◆ **EXERCISE PROMPT**:
Return each line containing the string "text".

◆ **SUPPLIED RECORDS**:
+===+
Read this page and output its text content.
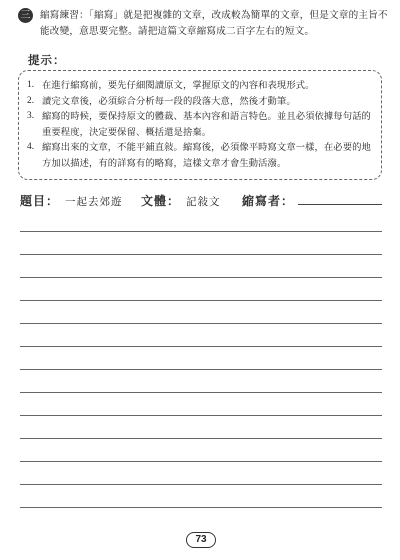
三 縮寫練習：「縮寫」就是把複雜的文章，改成較為簡單的文章，但是文章的主旨不能改變，意思要完整。請把這篇文章縮寫成二百字左右的短文。

提示：
1. 在進行縮寫前，要先仔細閱讀原文，掌握原文的內容和表現形式。
2. 讀完文章後，必須綜合分析每一段的段落大意，然後才動筆。
3. 縮寫的時候，要保持原文的體裁、基本內容和語言特色。並且必須依據每句話的重要程度，決定要保留、概括還是捨棄。
4. 縮寫出來的文章，不能平鋪直敍。縮寫後，必須像平時寫文章一樣，在必要的地方加以描述，有的詳寫有的略寫，這樣文章才會生動活潑。
題目： 一起去郊遊	文體： 記敍文	縮寫者：
73
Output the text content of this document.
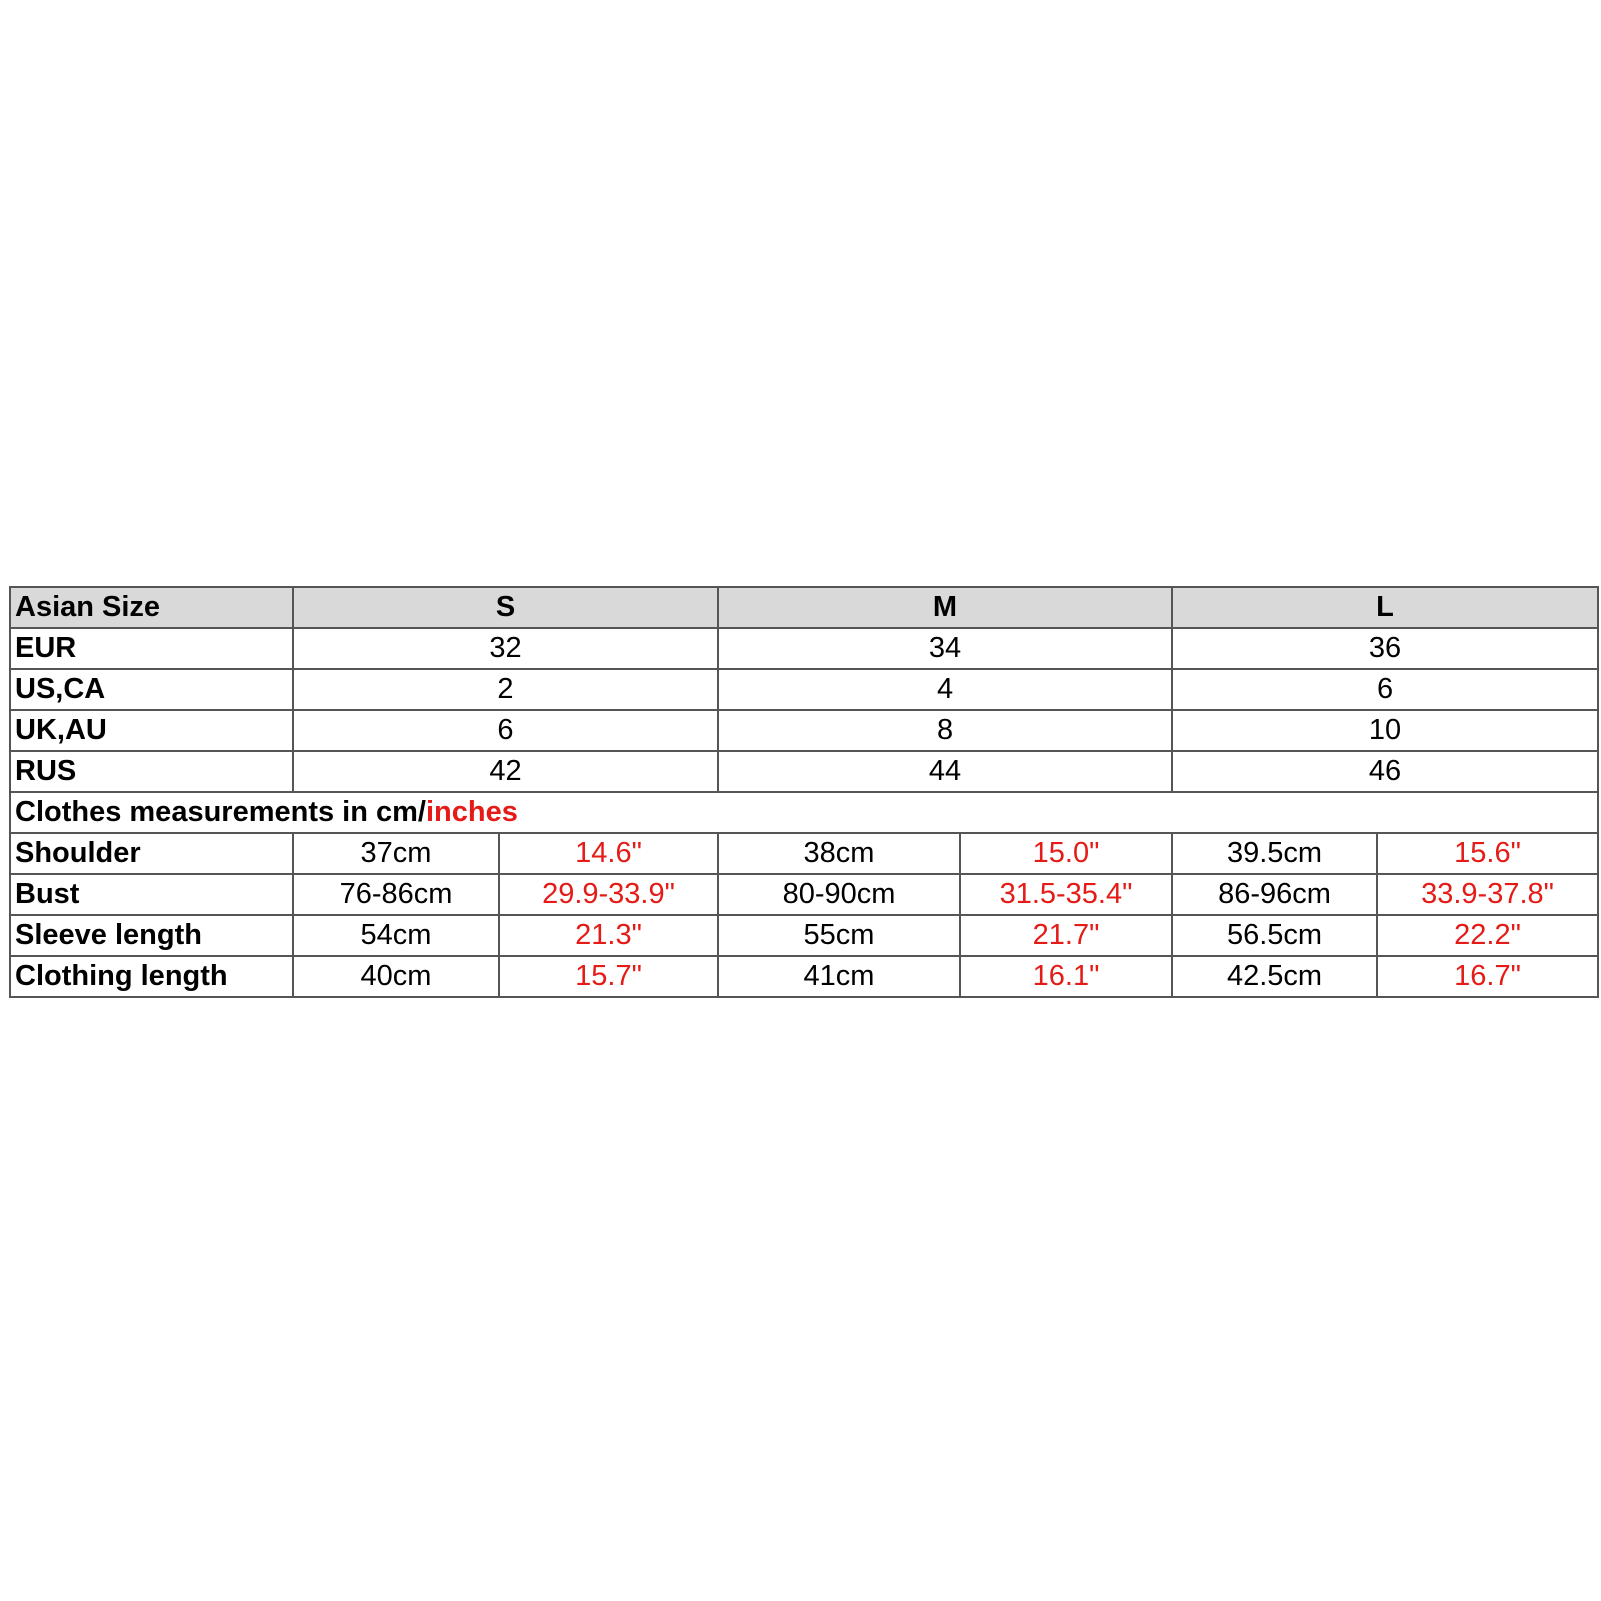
Asian Size	S		M		L	
EUR	32		34		36	
US,CA	2		4		6	
UK,AU	6		8		10	
RUS	42		44		46	
Clothes measurements in cm/inches						
Shoulder	37cm	14.6"	38cm	15.0"	39.5cm	15.6"
Bust	76-86cm	29.9-33.9"	80-90cm	31.5-35.4"	86-96cm	33.9-37.8"
Sleeve length	54cm	21.3"	55cm	21.7"	56.5cm	22.2"
Clothing length	40cm	15.7"	41cm	16.1"	42.5cm	16.7"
+===+
◆ **THE RESULT**:
Read this page and output its text content.
Output the text content of this document.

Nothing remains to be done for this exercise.